* 取り組む内容 *
• 1. 介護分野の在留資格を扱った文書にある次の一文を英語に訳してください:「「特定技能1号」は、一定の技能と日本語能力を持った外国人に対して就労を認める在留資格で、介護分野も対象の1つです。」
• 2. 介護分野の在留資格を扱った文書を、最後に示された行の後から書き継いでください。

* 文書 *
介護分野の特定技能1号と介護ビザの違いとは?取得要件からキャリアアップまで徹底解説

日本で外国人が介護職として働くための主な在留資格には「特定技能1号(介護分野)」と「介護ビザ(正式名称:在留資格「介護」)」があります。この2つは混同されがちですが、取得要件・在留期間・永住への道筋・キャリアアップなど、さまざまな点で大きな違いがあります。

本記事では、それぞれの特徴をわかりやすく比較し、あなたに最適な選択肢を導くための情報を提供します。


1. 特定技能1号(介護分野)とは?

「特定技能1号」は、一定の技能と日本語能力を持った外国人に対して就労を認める在留資格で、介護分野も対象の1つです。

◆ 主な取得要件

  • 介護技能評価試験に合格
  • 介護日本語評価試験 または 日本語能力試験(N4以上)に合格
  • 「介護福祉士養成施設修了者」や「EPA介護福祉士候補者として4年間在留歴あり」は試験免除

詳しくはこちら:特定技能1号ビザを「介護」分野で取得するための要件とは?〜技能試験・日本語試験・免除条件も徹底解説〜

◆ 特徴

  • 在留期間は最大5年(更新可能)
  • 家族の帯同は原則不可
  • 永住申請は原則不可

2. 介護ビザ(在留資格「介護」)とは?

「介護ビザ」は、介護福祉士の国家資格を取得した外国人に対して発給される在留資格です。高度人材に分類され、在留資格「技術・人文知識・国際業務」と同レベルの扱いです。

◆ 主な取得要件

  • 日本国内の介護福祉士養成施設を卒業
  • 国家試験に合格して介護福祉士資格を取得
  • 就職先の介護施設と雇用契約を締結

◆ 特徴

  • 在留期間は1年~5年(更新可、更新に上限なし)
  • 家族の帯同が可能(要件を満たせば「家族滞在」)
  • 永住申請の対象になりうる

3. 特定技能1号と介護ビザの違い比較表

項目特定技能1号(介護)介護ビザ(在留資格「介護」)
必要資格技能評価試験、日本語試験介護福祉士国家資格
在留期間最長5年(通算)制限なし(更新可)
家族の帯同不可可(条件あり)
永住申請原則不可(就労ビザ変更が必要)可能(条件あり)
キャリアアップ制限ありリーダー職等へ進める

4. どちらを目指すべき?キャリアアップの観点から解説

◆ 短期で働きたいなら → 特定技能1号(介護)

保存済みのデータ項目
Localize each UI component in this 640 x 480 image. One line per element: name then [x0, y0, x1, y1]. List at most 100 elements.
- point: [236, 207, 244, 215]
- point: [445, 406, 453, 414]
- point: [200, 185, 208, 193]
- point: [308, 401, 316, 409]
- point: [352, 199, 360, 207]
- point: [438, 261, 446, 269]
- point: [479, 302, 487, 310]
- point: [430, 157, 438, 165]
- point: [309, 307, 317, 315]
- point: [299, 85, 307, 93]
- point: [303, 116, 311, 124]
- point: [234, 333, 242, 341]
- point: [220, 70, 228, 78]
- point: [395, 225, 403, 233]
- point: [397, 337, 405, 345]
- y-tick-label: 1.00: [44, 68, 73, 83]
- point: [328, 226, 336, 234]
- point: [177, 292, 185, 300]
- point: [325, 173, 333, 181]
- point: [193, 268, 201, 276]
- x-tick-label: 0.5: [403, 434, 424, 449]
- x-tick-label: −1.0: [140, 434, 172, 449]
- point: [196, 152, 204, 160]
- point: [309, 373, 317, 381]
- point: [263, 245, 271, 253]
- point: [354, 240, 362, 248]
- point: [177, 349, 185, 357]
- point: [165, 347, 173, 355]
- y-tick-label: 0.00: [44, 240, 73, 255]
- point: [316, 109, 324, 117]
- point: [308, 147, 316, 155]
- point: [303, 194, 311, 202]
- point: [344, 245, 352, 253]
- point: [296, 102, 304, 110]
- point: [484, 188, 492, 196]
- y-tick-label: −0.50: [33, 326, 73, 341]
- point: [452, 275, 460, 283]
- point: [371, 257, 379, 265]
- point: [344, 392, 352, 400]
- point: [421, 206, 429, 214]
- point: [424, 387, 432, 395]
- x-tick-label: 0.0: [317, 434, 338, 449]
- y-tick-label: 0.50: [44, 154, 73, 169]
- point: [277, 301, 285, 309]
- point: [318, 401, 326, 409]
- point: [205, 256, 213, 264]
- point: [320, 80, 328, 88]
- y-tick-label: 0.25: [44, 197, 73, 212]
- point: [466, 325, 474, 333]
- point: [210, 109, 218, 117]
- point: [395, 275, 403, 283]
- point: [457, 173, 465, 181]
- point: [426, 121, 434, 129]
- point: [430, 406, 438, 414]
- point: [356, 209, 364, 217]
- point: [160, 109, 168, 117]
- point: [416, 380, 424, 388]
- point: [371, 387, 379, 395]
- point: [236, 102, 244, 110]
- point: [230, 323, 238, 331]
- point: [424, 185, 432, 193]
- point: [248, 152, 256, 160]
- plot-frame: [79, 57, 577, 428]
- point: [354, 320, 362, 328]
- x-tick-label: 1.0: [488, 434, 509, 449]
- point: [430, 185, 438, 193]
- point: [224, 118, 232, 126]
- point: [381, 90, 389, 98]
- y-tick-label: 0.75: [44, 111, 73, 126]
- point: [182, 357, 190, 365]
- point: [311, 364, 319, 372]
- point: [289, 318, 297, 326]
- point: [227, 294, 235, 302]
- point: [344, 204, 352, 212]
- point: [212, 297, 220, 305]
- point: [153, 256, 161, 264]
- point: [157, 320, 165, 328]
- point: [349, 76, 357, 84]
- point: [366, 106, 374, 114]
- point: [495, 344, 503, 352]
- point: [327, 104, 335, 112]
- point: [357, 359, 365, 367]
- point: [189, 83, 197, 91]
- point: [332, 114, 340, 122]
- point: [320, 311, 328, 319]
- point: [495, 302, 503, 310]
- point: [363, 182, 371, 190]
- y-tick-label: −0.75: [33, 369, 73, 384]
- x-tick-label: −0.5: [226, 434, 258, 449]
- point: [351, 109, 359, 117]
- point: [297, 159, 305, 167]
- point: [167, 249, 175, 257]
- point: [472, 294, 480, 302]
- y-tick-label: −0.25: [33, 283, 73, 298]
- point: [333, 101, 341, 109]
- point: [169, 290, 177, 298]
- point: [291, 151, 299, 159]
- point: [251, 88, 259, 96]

* 練習問題の解答 *
• 1. "Specified Skilled Worker (i)" is a residence status that permits foreign nationals with a certain level of skill and Japanese language ability to work, and the caregiving field is one of the fields it covers.

• 2.
  • 日本語がまだ不十分でも受験できる
  • まずは現場経験を積むには最適
  • 後に介護福祉士を目指す道も開ける

◆ 長期的に働きたいなら → 介護ビザ

  • 国家資格が前提のため即戦力として評価される
  • 昇進や賃金アップも見込める
  • 永住や家族の呼び寄せも視野に入る

5. 永住への道は?

◆ 特定技能からの永住は可能?

直接の永住申請は原則できませんが、以下の流れなら可能性があります:

  1. 特定技能 → 介護福祉士資格取得
  2. 在留資格「介護」へ変更
  3. 日本在留10年(就労5年)以上 → 永住申請可

関連記事:【永住につながる?】介護ビザから永住権を取得するための条件とは


6. よくある質問(FAQ)

Q. 特定技能1号は5年後に帰国しないといけませんか?

はい。原則として在留は通算5年までです。ただし介護福祉士の資格を取得し、ビザを変更すれば継続就労可能です。

Q. 介護福祉士を取れば自動でビザが変わりますか?

いいえ。資格取得後に「在留資格変更許可申請」を出す必要があります。


7. まとめ

ポイント特定技能1号(介護)介護ビザ
取得ハードル低め(試験合格)高め(国家資格)
将来性・安定性限定的長期就労に最適
キャリアアップ・永住申請の可能性制限あり可能

**短期的に介護現場で働きたい方は「特定技能1号」、長期的に介護職としてキャリアを築きたい方は「介護ビザ」**を目指すのが一般的です。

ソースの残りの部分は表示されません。